(What is asked) Go through the listing and copy every line word for word.
---*---
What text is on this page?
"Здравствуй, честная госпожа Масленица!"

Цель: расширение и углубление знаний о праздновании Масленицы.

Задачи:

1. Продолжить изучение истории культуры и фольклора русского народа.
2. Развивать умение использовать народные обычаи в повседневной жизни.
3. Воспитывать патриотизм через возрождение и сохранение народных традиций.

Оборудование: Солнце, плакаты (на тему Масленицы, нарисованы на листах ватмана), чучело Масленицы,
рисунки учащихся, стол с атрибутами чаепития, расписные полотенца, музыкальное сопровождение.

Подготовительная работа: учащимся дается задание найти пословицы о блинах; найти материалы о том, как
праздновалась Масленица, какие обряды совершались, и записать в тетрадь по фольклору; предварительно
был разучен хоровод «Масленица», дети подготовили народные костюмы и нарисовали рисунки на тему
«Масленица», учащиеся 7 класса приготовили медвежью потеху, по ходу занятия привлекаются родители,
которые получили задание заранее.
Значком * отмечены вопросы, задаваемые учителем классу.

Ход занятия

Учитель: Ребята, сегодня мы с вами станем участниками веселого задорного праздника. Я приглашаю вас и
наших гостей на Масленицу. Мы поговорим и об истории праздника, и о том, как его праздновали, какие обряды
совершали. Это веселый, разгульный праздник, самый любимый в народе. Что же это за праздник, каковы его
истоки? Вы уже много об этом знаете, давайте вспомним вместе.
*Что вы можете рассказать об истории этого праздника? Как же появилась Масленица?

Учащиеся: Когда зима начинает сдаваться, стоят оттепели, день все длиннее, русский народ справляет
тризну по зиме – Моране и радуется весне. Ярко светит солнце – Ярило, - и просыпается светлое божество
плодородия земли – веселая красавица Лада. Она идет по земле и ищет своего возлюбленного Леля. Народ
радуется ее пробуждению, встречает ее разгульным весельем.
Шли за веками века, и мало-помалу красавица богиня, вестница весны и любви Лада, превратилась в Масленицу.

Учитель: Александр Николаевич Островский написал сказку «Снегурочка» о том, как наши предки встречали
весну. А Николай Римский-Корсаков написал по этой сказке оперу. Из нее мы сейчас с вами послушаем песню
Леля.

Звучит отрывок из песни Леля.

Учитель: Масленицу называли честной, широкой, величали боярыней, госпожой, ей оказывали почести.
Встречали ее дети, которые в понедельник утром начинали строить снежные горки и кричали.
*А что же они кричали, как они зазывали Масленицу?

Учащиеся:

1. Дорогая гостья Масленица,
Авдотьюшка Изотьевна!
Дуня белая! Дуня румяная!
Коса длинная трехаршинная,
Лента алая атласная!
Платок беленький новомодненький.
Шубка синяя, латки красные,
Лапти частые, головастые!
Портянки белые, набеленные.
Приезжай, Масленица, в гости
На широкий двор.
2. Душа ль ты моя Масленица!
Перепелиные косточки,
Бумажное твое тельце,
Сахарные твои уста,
---*---
(Task answer)
What text is on this page?
"Здравствуй, честная госпожа Масленица!"

Цель: расширение и углубление знаний о праздновании Масленицы.

Задачи:

1. Продолжить изучение истории культуры и фольклора русского народа.
2. Развивать умение использовать народные обычаи в повседневной жизни.
3. Воспитывать патриотизм через возрождение и сохранение народных традиций.

Оборудование: Солнце, плакаты (на тему Масленицы, нарисованы на листах ватмана), чучело Масленицы,
рисунки учащихся, стол с атрибутами чаепития, расписные полотенца, музыкальное сопровождение.

Подготовительная работа: учащимся дается задание найти пословицы о блинах; найти материалы о том, как
праздновалась Масленица, какие обряды совершались, и записать в тетрадь по фольклору; предварительно
был разучен хоровод «Масленица», дети подготовили народные костюмы и нарисовали рисунки на тему
«Масленица», учащиеся 7 класса приготовили медвежью потеху, по ходу занятия привлекаются родители,
которые получили задание заранее.
Значком * отмечены вопросы, задаваемые учителем классу.

Ход занятия

Учитель: Ребята, сегодня мы с вами станем участниками веселого задорного праздника. Я приглашаю вас и
наших гостей на Масленицу. Мы поговорим и об истории праздника, и о том, как его праздновали, какие обряды
совершали. Это веселый, разгульный праздник, самый любимый в народе. Что же это за праздник, каковы его
истоки? Вы уже много об этом знаете, давайте вспомним вместе.
*Что вы можете рассказать об истории этого праздника? Как же появилась Масленица?

Учащиеся: Когда зима начинает сдаваться, стоят оттепели, день все длиннее, русский народ справляет
тризну по зиме – Моране и радуется весне. Ярко светит солнце – Ярило, - и просыпается светлое божество
плодородия земли – веселая красавица Лада. Она идет по земле и ищет своего возлюбленного Леля. Народ
радуется ее пробуждению, встречает ее разгульным весельем.
Шли за веками века, и мало-помалу красавица богиня, вестница весны и любви Лада, превратилась в Масленицу.

Учитель: Александр Николаевич Островский написал сказку «Снегурочка» о том, как наши предки встречали
весну. А Николай Римский-Корсаков написал по этой сказке оперу. Из нее мы сейчас с вами послушаем песню
Леля.

Звучит отрывок из песни Леля.

Учитель: Масленицу называли честной, широкой, величали боярыней, госпожой, ей оказывали почести.
Встречали ее дети, которые в понедельник утром начинали строить снежные горки и кричали.
*А что же они кричали, как они зазывали Масленицу?

Учащиеся:

1. Дорогая гостья Масленица,
Авдотьюшка Изотьевна!
Дуня белая! Дуня румяная!
Коса длинная трехаршинная,
Лента алая атласная!
Платок беленький новомодненький.
Шубка синяя, латки красные,
Лапти частые, головастые!
Портянки белые, набеленные.
Приезжай, Масленица, в гости
На широкий двор.
2. Душа ль ты моя Масленица!
Перепелиные косточки,
Бумажное твое тельце,
Сахарные твои уста,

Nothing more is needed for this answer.